[begin Exercise data]
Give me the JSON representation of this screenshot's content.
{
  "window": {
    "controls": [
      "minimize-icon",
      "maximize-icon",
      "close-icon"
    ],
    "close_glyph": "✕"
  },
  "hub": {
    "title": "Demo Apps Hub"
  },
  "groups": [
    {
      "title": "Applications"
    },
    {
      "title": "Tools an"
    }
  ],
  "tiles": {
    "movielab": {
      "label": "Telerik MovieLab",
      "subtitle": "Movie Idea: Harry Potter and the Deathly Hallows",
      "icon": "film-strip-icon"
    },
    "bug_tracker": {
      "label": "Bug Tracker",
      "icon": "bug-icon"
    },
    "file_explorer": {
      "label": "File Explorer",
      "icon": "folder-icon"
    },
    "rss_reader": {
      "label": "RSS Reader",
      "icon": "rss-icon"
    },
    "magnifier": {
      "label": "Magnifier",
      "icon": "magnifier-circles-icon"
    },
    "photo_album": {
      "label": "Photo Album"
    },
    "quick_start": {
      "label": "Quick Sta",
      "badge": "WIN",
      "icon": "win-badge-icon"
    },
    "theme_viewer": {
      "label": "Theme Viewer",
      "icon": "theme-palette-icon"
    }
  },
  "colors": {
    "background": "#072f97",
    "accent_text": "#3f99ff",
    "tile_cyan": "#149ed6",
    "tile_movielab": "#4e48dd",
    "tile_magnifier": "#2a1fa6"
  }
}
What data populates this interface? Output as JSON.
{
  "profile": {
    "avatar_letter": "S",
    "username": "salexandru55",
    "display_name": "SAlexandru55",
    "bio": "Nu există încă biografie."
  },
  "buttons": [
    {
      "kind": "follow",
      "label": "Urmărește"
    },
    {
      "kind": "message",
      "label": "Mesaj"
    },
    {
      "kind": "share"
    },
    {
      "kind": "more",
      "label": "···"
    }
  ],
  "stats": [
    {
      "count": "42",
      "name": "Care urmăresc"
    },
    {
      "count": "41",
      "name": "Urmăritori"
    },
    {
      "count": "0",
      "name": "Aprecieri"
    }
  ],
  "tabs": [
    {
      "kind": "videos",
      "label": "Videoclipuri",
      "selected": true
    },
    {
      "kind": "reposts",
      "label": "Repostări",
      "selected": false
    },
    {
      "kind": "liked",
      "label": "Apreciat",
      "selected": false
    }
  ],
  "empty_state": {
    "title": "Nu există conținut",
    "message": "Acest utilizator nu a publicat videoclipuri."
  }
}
[end Exercise data]
The problem: All records above must be set down exactly, please.

Exercise output:
Give me the JSON representation of this screenshot's content.
{
  "window": {
    "controls": [
      "minimize-icon",
      "maximize-icon",
      "close-icon"
    ],
    "close_glyph": "✕"
  },
  "hub": {
    "title": "Demo Apps Hub"
  },
  "groups": [
    {
      "title": "Applications"
    },
    {
      "title": "Tools an"
    }
  ],
  "tiles": {
    "movielab": {
      "label": "Telerik MovieLab",
      "subtitle": "Movie Idea: Harry Potter and the Deathly Hallows",
      "icon": "film-strip-icon"
    },
    "bug_tracker": {
      "label": "Bug Tracker",
      "icon": "bug-icon"
    },
    "file_explorer": {
      "label": "File Explorer",
      "icon": "folder-icon"
    },
    "rss_reader": {
      "label": "RSS Reader",
      "icon": "rss-icon"
    },
    "magnifier": {
      "label": "Magnifier",
      "icon": "magnifier-circles-icon"
    },
    "photo_album": {
      "label": "Photo Album"
    },
    "quick_start": {
      "label": "Quick Sta",
      "badge": "WIN",
      "icon": "win-badge-icon"
    },
    "theme_viewer": {
      "label": "Theme Viewer",
      "icon": "theme-palette-icon"
    }
  },
  "colors": {
    "background": "#072f97",
    "accent_text": "#3f99ff",
    "tile_cyan": "#149ed6",
    "tile_movielab": "#4e48dd",
    "tile_magnifier": "#2a1fa6"
  }
}
What data populates this interface? Output as JSON.
{
  "profile": {
    "avatar_letter": "S",
    "username": "salexandru55",
    "display_name": "SAlexandru55",
    "bio": "Nu există încă biografie."
  },
  "buttons": [
    {
      "kind": "follow",
      "label": "Urmărește"
    },
    {
      "kind": "message",
      "label": "Mesaj"
    },
    {
      "kind": "share"
    },
    {
      "kind": "more",
      "label": "···"
    }
  ],
  "stats": [
    {
      "count": "42",
      "name": "Care urmăresc"
    },
    {
      "count": "41",
      "name": "Urmăritori"
    },
    {
      "count": "0",
      "name": "Aprecieri"
    }
  ],
  "tabs": [
    {
      "kind": "videos",
      "label": "Videoclipuri",
      "selected": true
    },
    {
      "kind": "reposts",
      "label": "Repostări",
      "selected": false
    },
    {
      "kind": "liked",
      "label": "Apreciat",
      "selected": false
    }
  ],
  "empty_state": {
    "title": "Nu există conținut",
    "message": "Acest utilizator nu a publicat videoclipuri."
  }
}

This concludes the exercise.